Collected data

---*---

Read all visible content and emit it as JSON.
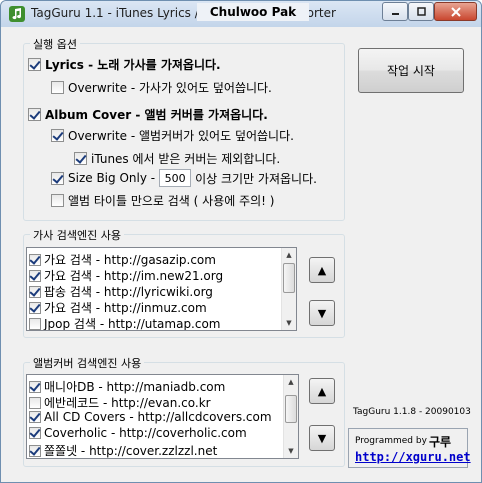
{
  "window": {
    "title": "TagGuru 1.1 - iTunes Lyrics / Album Cover Importer",
    "title_overlay": "Chulwoo Pak"
  },
  "options": {
    "group_title": "실행 옵션",
    "lyrics_label": "Lyrics - 노래 가사를 가져옵니다.",
    "lyrics_checked": true,
    "lyrics_overwrite_label": "Overwrite - 가사가 있어도 덮어씁니다.",
    "lyrics_overwrite_checked": false,
    "cover_label": "Album Cover - 앨범 커버를 가져옵니다.",
    "cover_checked": true,
    "cover_overwrite_label": "Overwrite - 앨범커버가 있어도 덮어씁니다.",
    "cover_overwrite_checked": true,
    "itunes_exclude_label": "iTunes 에서 받은 커버는 제외합니다.",
    "itunes_exclude_checked": true,
    "size_big_only_label": "Size Big Only -",
    "size_big_only_checked": true,
    "size_value": "500",
    "size_suffix": "이상 크기만 가져옵니다.",
    "album_title_only_label": "앨범 타이틀 만으로 검색 ( 사용에 주의! )",
    "album_title_only_checked": false
  },
  "start_button": "작업 시작",
  "lyrics_engines": {
    "group_title": "가사 검색엔진 사용",
    "items": [
      {
        "label": "가요 검색 - http://gasazip.com",
        "checked": true
      },
      {
        "label": "가요 검색 - http://im.new21.org",
        "checked": true
      },
      {
        "label": "팝송 검색 - http://lyricwiki.org",
        "checked": true
      },
      {
        "label": "가요 검색 - http://inmuz.com",
        "checked": true
      },
      {
        "label": "Jpop 검색 - http://utamap.com",
        "checked": false
      }
    ]
  },
  "cover_engines": {
    "group_title": "앨범커버 검색엔진 사용",
    "items": [
      {
        "label": "매니아DB - http://maniadb.com",
        "checked": true
      },
      {
        "label": "에반레코드 - http://evan.co.kr",
        "checked": false
      },
      {
        "label": "All CD Covers - http://allcdcovers.com",
        "checked": true
      },
      {
        "label": "Coverholic - http://coverholic.com",
        "checked": true
      },
      {
        "label": "쫄쫄넷 - http://cover.zzlzzl.net",
        "checked": true
      }
    ]
  },
  "footer": {
    "version": "TagGuru 1.1.8 - 20090103",
    "programmed_by": "Programmed by",
    "author": "구루",
    "link": "http://xguru.net"
  }
}
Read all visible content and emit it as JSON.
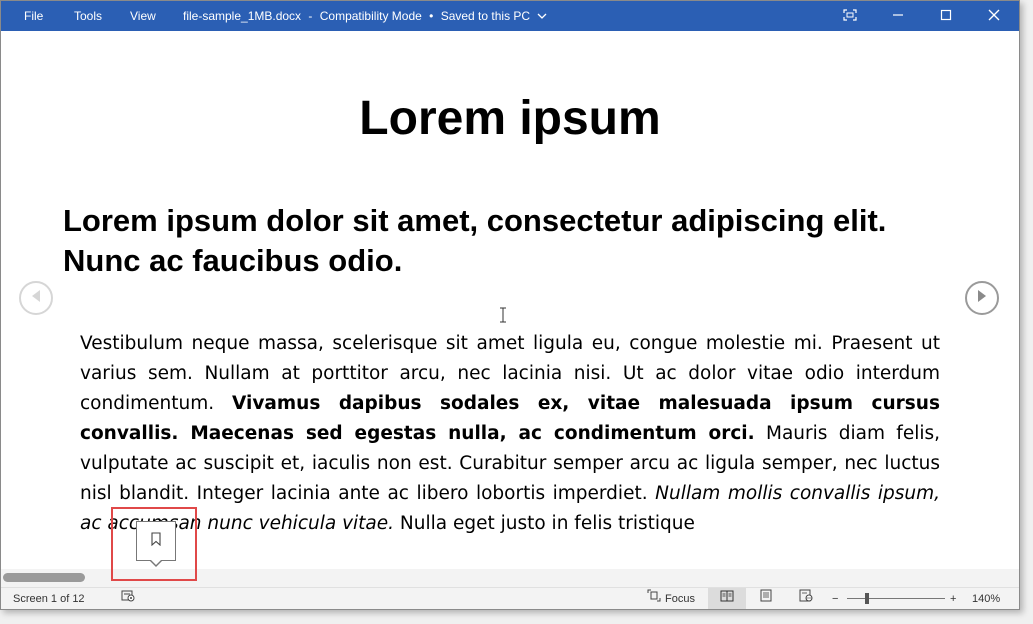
{
  "titlebar": {
    "menu": [
      "File",
      "Tools",
      "View"
    ],
    "filename": "file-sample_1MB.docx",
    "mode": "Compatibility Mode",
    "save_status": "Saved to this PC",
    "sep1": "-",
    "sep2": "•",
    "bg_color": "#2b5fb4"
  },
  "document": {
    "title": "Lorem ipsum",
    "subtitle": "Lorem ipsum dolor sit amet, consectetur adipiscing elit. Nunc ac faucibus odio.",
    "paragraph": {
      "normal1": "Vestibulum neque massa, scelerisque sit amet ligula eu, congue molestie mi. Praesent ut varius sem. Nullam at porttitor arcu, nec lacinia nisi. Ut ac dolor vitae odio interdum condimentum. ",
      "bold": "Vivamus dapibus sodales ex, vitae malesuada ipsum cursus convallis. Maecenas sed egestas nulla, ac condimentum orci.",
      "normal2": " Mauris diam felis, vulputate ac suscipit et, iaculis non est. Curabitur semper arcu ac ligula semper, nec luctus nisl blandit. Integer lacinia ante ac libero lobortis imperdiet. ",
      "italic": "Nullam mollis convallis ipsum, ac accumsan nunc vehicula vitae.",
      "normal3": " Nulla eget justo in felis tristique"
    }
  },
  "statusbar": {
    "page_info": "Screen 1 of 12",
    "focus_label": "Focus",
    "zoom_level": "140%",
    "zoom_minus": "−",
    "zoom_plus": "+",
    "zoom_fraction": 0.2
  },
  "icons": {
    "prev_page": "chevron-left-circle-icon",
    "next_page": "chevron-right-circle-icon",
    "bookmark": "bookmark-icon",
    "focus": "focus-icon",
    "read_mode": "read-mode-icon",
    "print_layout": "print-layout-icon",
    "web_layout": "web-layout-icon",
    "accessibility": "accessibility-icon"
  },
  "colors": {
    "highlight_box": "#e04848"
  }
}
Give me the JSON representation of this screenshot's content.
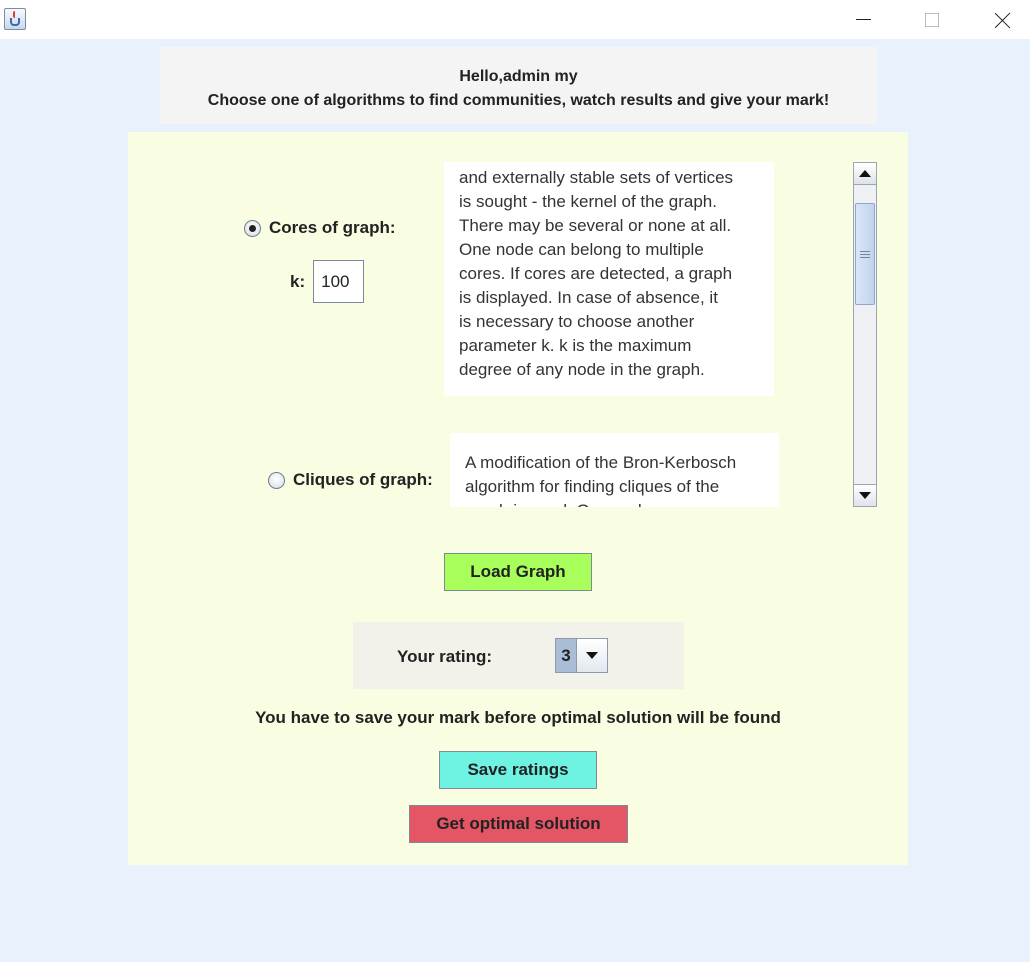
{
  "window": {
    "app_icon": "java-cup-icon",
    "controls": [
      "minimize-icon",
      "maximize-icon",
      "close-icon"
    ]
  },
  "header": {
    "greeting": "Hello,admin my",
    "instruction": "Choose one of algorithms to find communities, watch results and give your mark!"
  },
  "algorithms": [
    {
      "label": "Cores of graph:",
      "selected": true,
      "description_lines": [
        "and externally stable sets of vertices",
        "is sought - the kernel of the graph.",
        "There may be several or none at all.",
        "One node can belong to multiple",
        "cores. If cores are detected, a graph",
        "is displayed. In case of absence, it",
        "is necessary to choose another",
        "parameter k. k is the maximum",
        "degree of any node in the graph."
      ]
    },
    {
      "label": "Cliques of graph:",
      "selected": false,
      "description_lines": [
        "A modification of the Bron-Kerbosch",
        "algorithm for finding cliques of the",
        "graph is used. One node can"
      ]
    }
  ],
  "k_param": {
    "label": "k:",
    "value": "100"
  },
  "buttons": {
    "load_graph": "Load Graph",
    "save_ratings": "Save ratings",
    "get_optimal": "Get optimal solution"
  },
  "rating": {
    "label": "Your rating:",
    "selected": "3"
  },
  "save_note": "You have to save your mark before optimal solution will be found",
  "colors": {
    "background": "#e9f2fc",
    "panel": "#f9fde2",
    "load_button": "#a8ff5c",
    "save_button": "#6ef3e3",
    "optimal_button": "#e45565"
  }
}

---*---

Work to do
Using the material above, retype each entry exactly and omit the pictures.

Answer
Read all visible content and emit it as JSON.
{
  "window": {
    "title": "TagGuru 1.1 - iTunes Lyrics / Album Cover Importer",
    "title_overlay": "Chulwoo Pak"
  },
  "options": {
    "group_title": "실행 옵션",
    "lyrics_label": "Lyrics - 노래 가사를 가져옵니다.",
    "lyrics_checked": true,
    "lyrics_overwrite_label": "Overwrite - 가사가 있어도 덮어씁니다.",
    "lyrics_overwrite_checked": false,
    "cover_label": "Album Cover - 앨범 커버를 가져옵니다.",
    "cover_checked": true,
    "cover_overwrite_label": "Overwrite - 앨범커버가 있어도 덮어씁니다.",
    "cover_overwrite_checked": true,
    "itunes_exclude_label": "iTunes 에서 받은 커버는 제외합니다.",
    "itunes_exclude_checked": true,
    "size_big_only_label": "Size Big Only -",
    "size_big_only_checked": true,
    "size_value": "500",
    "size_suffix": "이상 크기만 가져옵니다.",
    "album_title_only_label": "앨범 타이틀 만으로 검색 ( 사용에 주의! )",
    "album_title_only_checked": false
  },
  "start_button": "작업 시작",
  "lyrics_engines": {
    "group_title": "가사 검색엔진 사용",
    "items": [
      {
        "label": "가요 검색 - http://gasazip.com",
        "checked": true
      },
      {
        "label": "가요 검색 - http://im.new21.org",
        "checked": true
      },
      {
        "label": "팝송 검색 - http://lyricwiki.org",
        "checked": true
      },
      {
        "label": "가요 검색 - http://inmuz.com",
        "checked": true
      },
      {
        "label": "Jpop 검색 - http://utamap.com",
        "checked": false
      }
    ]
  },
  "cover_engines": {
    "group_title": "앨범커버 검색엔진 사용",
    "items": [
      {
        "label": "매니아DB - http://maniadb.com",
        "checked": true
      },
      {
        "label": "에반레코드 - http://evan.co.kr",
        "checked": false
      },
      {
        "label": "All CD Covers - http://allcdcovers.com",
        "checked": true
      },
      {
        "label": "Coverholic - http://coverholic.com",
        "checked": true
      },
      {
        "label": "쫄쫄넷 - http://cover.zzlzzl.net",
        "checked": true
      }
    ]
  },
  "footer": {
    "version": "TagGuru 1.1.8 - 20090103",
    "programmed_by": "Programmed by",
    "author": "구루",
    "link": "http://xguru.net"
  }
}
Read all visible content and emit it as JSON.
{
  "titlebar": {
    "menu": [
      "File",
      "Tools",
      "View"
    ],
    "filename": "file-sample_1MB.docx",
    "mode": "Compatibility Mode",
    "save_status": "Saved to this PC",
    "sep1": "-",
    "sep2": "•",
    "bg_color": "#2b5fb4"
  },
  "document": {
    "title": "Lorem ipsum",
    "subtitle": "Lorem ipsum dolor sit amet, consectetur adipiscing elit. Nunc ac faucibus odio.",
    "paragraph": {
      "normal1": "Vestibulum neque massa, scelerisque sit amet ligula eu, congue molestie mi. Praesent ut varius sem. Nullam at porttitor arcu, nec lacinia nisi. Ut ac dolor vitae odio interdum condimentum. ",
      "bold": "Vivamus dapibus sodales ex, vitae malesuada ipsum cursus convallis. Maecenas sed egestas nulla, ac condimentum orci.",
      "normal2": " Mauris diam felis, vulputate ac suscipit et, iaculis non est. Curabitur semper arcu ac ligula semper, nec luctus nisl blandit. Integer lacinia ante ac libero lobortis imperdiet. ",
      "italic": "Nullam mollis convallis ipsum, ac accumsan nunc vehicula vitae.",
      "normal3": " Nulla eget justo in felis tristique"
    }
  },
  "statusbar": {
    "page_info": "Screen 1 of 12",
    "focus_label": "Focus",
    "zoom_level": "140%",
    "zoom_minus": "−",
    "zoom_plus": "+",
    "zoom_fraction": 0.2
  },
  "icons": {
    "prev_page": "chevron-left-circle-icon",
    "next_page": "chevron-right-circle-icon",
    "bookmark": "bookmark-icon",
    "focus": "focus-icon",
    "read_mode": "read-mode-icon",
    "print_layout": "print-layout-icon",
    "web_layout": "web-layout-icon",
    "accessibility": "accessibility-icon"
  },
  "colors": {
    "highlight_box": "#e04848"
  }
}
Give me the JSON representation of this screenshot's content.
{
  "window": {
    "app_icon": "java-cup-icon",
    "controls": [
      "minimize-icon",
      "maximize-icon",
      "close-icon"
    ]
  },
  "header": {
    "greeting": "Hello,admin my",
    "instruction": "Choose one of algorithms to find communities, watch results and give your mark!"
  },
  "algorithms": [
    {
      "label": "Cores of graph:",
      "selected": true,
      "description_lines": [
        "and externally stable sets of vertices",
        "is sought - the kernel of the graph.",
        "There may be several or none at all.",
        "One node can belong to multiple",
        "cores. If cores are detected, a graph",
        "is displayed. In case of absence, it",
        "is necessary to choose another",
        "parameter k. k is the maximum",
        "degree of any node in the graph."
      ]
    },
    {
      "label": "Cliques of graph:",
      "selected": false,
      "description_lines": [
        "A modification of the Bron-Kerbosch",
        "algorithm for finding cliques of the",
        "graph is used. One node can"
      ]
    }
  ],
  "k_param": {
    "label": "k:",
    "value": "100"
  },
  "buttons": {
    "load_graph": "Load Graph",
    "save_ratings": "Save ratings",
    "get_optimal": "Get optimal solution"
  },
  "rating": {
    "label": "Your rating:",
    "selected": "3"
  },
  "save_note": "You have to save your mark before optimal solution will be found",
  "colors": {
    "background": "#e9f2fc",
    "panel": "#f9fde2",
    "load_button": "#a8ff5c",
    "save_button": "#6ef3e3",
    "optimal_button": "#e45565"
  }
}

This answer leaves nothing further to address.